Brief: Say the number of lines containing the string "CONDENSER", and say nothing else.
[START Task input]
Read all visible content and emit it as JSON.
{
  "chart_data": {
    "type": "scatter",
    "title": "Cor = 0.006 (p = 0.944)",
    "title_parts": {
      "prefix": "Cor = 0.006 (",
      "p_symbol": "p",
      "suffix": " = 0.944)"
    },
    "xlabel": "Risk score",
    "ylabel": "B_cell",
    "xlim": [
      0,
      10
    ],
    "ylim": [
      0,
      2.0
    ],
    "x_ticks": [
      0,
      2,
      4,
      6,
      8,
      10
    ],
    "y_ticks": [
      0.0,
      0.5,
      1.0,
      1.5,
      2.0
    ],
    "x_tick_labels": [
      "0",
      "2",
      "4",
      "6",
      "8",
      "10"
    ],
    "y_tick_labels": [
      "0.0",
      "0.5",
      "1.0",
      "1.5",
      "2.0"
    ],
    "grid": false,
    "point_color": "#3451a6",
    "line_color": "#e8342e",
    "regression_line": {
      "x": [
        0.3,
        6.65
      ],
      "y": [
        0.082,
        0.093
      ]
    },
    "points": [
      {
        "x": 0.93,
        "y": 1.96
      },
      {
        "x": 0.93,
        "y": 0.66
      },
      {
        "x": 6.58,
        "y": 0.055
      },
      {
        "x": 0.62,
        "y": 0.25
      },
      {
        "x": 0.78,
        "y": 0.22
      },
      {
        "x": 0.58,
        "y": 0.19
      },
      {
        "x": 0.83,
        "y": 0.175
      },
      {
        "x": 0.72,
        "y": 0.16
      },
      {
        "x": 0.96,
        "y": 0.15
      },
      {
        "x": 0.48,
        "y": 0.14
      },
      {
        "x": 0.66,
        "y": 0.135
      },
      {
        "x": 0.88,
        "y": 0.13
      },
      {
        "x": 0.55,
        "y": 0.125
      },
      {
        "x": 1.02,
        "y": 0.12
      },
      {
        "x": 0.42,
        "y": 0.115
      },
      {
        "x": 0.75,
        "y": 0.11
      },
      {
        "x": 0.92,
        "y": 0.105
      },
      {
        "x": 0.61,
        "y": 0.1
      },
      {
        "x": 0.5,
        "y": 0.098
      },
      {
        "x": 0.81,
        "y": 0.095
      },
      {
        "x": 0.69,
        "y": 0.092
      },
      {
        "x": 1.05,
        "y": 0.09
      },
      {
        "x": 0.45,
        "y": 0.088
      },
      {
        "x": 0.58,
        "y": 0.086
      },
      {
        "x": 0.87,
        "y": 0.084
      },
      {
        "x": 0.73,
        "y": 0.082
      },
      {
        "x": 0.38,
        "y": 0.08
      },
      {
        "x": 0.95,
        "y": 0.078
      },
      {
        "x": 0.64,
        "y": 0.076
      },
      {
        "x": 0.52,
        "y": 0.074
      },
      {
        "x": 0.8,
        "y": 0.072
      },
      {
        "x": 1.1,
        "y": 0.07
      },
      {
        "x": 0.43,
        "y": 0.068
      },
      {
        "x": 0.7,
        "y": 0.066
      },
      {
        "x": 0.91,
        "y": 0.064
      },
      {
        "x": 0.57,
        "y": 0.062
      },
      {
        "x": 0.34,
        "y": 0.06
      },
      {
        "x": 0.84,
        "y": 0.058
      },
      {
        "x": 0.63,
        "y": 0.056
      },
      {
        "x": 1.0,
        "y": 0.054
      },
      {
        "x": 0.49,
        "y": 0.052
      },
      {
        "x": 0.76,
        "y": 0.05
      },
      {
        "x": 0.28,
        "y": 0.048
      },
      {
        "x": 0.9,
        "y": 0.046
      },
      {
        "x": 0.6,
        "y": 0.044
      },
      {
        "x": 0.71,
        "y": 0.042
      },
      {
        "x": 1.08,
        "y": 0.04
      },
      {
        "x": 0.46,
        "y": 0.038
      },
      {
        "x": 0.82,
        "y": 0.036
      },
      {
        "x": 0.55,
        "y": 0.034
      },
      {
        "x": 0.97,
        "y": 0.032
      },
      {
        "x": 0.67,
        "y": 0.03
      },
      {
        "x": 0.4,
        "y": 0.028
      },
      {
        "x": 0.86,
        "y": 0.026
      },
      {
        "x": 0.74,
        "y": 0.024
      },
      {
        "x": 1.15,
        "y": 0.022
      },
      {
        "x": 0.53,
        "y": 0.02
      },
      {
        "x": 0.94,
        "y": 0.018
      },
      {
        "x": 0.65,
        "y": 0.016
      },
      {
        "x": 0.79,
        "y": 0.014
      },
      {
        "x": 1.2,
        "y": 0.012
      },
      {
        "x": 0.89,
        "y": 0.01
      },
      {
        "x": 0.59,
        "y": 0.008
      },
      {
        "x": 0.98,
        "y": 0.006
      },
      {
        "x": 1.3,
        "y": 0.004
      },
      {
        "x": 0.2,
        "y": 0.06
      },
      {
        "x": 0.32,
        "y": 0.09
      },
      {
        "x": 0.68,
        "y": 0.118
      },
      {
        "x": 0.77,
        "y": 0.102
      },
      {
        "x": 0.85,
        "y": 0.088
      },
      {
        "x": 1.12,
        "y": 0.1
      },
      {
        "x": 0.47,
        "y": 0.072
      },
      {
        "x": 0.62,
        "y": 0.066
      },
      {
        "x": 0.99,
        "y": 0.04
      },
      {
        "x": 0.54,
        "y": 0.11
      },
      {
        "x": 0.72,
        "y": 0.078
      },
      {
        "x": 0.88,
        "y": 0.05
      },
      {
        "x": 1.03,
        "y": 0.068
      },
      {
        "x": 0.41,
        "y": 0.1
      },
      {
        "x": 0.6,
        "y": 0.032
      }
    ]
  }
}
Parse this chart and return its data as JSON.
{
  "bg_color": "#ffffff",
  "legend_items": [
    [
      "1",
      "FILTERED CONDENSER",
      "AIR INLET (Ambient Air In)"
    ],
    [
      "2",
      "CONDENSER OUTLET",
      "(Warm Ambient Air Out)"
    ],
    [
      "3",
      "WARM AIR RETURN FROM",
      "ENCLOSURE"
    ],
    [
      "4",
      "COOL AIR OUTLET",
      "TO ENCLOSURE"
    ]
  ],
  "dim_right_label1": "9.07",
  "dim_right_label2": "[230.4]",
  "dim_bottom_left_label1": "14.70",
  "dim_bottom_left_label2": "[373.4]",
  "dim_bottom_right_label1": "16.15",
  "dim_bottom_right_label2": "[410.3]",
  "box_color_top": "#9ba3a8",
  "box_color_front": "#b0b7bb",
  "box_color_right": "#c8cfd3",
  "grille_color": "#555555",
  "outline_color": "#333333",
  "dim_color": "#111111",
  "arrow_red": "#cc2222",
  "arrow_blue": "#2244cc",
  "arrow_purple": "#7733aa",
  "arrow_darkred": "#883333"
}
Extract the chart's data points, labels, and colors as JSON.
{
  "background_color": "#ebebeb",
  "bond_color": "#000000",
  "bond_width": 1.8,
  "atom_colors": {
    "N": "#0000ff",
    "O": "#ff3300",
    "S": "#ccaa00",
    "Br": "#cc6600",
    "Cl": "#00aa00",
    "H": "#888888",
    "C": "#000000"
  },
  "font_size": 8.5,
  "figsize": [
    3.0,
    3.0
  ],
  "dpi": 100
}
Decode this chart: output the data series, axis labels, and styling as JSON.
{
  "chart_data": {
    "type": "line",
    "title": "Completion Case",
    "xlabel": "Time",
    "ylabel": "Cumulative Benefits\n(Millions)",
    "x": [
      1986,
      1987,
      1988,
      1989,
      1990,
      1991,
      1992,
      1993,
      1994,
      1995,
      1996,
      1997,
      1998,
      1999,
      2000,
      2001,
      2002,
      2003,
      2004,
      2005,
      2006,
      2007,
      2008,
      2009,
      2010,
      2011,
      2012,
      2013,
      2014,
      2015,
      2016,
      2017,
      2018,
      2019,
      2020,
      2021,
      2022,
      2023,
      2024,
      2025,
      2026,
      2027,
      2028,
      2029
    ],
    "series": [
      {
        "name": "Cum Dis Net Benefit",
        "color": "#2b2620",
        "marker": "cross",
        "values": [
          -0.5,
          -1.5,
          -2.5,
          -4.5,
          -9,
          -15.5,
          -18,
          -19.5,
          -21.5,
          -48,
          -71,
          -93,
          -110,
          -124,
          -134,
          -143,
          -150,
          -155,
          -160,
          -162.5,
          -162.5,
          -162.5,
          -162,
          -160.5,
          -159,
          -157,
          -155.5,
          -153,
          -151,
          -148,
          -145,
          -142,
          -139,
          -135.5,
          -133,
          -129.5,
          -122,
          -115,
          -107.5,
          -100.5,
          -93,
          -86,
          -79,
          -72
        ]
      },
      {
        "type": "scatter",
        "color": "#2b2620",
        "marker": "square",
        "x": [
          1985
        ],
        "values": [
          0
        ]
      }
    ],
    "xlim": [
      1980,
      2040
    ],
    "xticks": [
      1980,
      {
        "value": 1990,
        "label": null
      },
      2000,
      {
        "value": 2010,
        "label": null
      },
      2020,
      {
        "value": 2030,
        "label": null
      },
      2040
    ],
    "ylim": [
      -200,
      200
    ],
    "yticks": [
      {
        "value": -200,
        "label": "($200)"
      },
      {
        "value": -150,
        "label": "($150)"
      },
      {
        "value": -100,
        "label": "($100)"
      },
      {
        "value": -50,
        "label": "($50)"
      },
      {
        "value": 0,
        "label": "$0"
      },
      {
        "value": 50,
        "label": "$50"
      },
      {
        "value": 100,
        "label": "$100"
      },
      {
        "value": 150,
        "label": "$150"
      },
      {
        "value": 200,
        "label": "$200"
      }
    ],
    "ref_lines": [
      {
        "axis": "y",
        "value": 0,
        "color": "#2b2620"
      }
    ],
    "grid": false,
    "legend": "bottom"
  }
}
[END Task input]
Result of the exercise: 2